EXTRACTED DATA

· · · ·

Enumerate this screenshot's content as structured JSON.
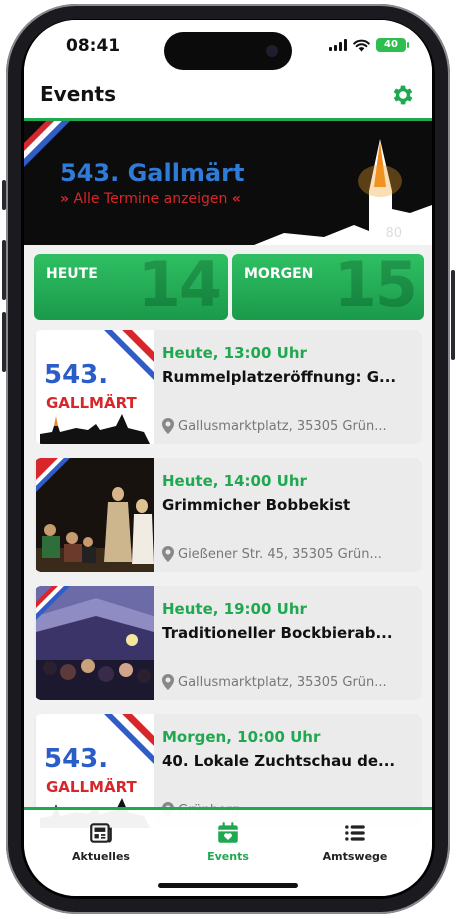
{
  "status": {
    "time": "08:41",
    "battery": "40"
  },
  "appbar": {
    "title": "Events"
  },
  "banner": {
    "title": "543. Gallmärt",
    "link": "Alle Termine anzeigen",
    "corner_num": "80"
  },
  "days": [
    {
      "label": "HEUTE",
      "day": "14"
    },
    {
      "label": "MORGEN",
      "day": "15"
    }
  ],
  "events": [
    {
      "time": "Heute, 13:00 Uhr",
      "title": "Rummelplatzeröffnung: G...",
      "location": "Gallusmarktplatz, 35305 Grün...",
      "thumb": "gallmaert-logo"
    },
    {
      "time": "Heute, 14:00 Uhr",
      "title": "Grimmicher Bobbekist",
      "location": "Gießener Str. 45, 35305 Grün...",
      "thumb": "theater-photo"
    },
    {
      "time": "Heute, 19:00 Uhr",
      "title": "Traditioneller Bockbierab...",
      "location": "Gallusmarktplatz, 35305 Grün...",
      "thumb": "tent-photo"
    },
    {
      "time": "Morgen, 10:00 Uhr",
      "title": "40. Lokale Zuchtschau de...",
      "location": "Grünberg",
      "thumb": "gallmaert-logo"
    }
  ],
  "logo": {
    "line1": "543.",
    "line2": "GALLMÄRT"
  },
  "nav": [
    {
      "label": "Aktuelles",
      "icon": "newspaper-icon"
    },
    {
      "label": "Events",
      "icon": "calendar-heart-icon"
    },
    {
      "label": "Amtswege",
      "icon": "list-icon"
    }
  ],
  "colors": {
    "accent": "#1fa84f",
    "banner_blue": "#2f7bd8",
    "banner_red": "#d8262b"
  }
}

· · · ·

WRITTEN PROBLEM
Quote the entries in full. Any image among them is to be omitted from the copy.

THE RESPONSE
Enumerate this screenshot's content as structured JSON.
{
  "status": {
    "time": "08:41",
    "battery": "40"
  },
  "appbar": {
    "title": "Events"
  },
  "banner": {
    "title": "543. Gallmärt",
    "link": "Alle Termine anzeigen",
    "corner_num": "80"
  },
  "days": [
    {
      "label": "HEUTE",
      "day": "14"
    },
    {
      "label": "MORGEN",
      "day": "15"
    }
  ],
  "events": [
    {
      "time": "Heute, 13:00 Uhr",
      "title": "Rummelplatzeröffnung: G...",
      "location": "Gallusmarktplatz, 35305 Grün...",
      "thumb": "gallmaert-logo"
    },
    {
      "time": "Heute, 14:00 Uhr",
      "title": "Grimmicher Bobbekist",
      "location": "Gießener Str. 45, 35305 Grün...",
      "thumb": "theater-photo"
    },
    {
      "time": "Heute, 19:00 Uhr",
      "title": "Traditioneller Bockbierab...",
      "location": "Gallusmarktplatz, 35305 Grün...",
      "thumb": "tent-photo"
    },
    {
      "time": "Morgen, 10:00 Uhr",
      "title": "40. Lokale Zuchtschau de...",
      "location": "Grünberg",
      "thumb": "gallmaert-logo"
    }
  ],
  "logo": {
    "line1": "543.",
    "line2": "GALLMÄRT"
  },
  "nav": [
    {
      "label": "Aktuelles",
      "icon": "newspaper-icon"
    },
    {
      "label": "Events",
      "icon": "calendar-heart-icon"
    },
    {
      "label": "Amtswege",
      "icon": "list-icon"
    }
  ],
  "colors": {
    "accent": "#1fa84f",
    "banner_blue": "#2f7bd8",
    "banner_red": "#d8262b"
  }
}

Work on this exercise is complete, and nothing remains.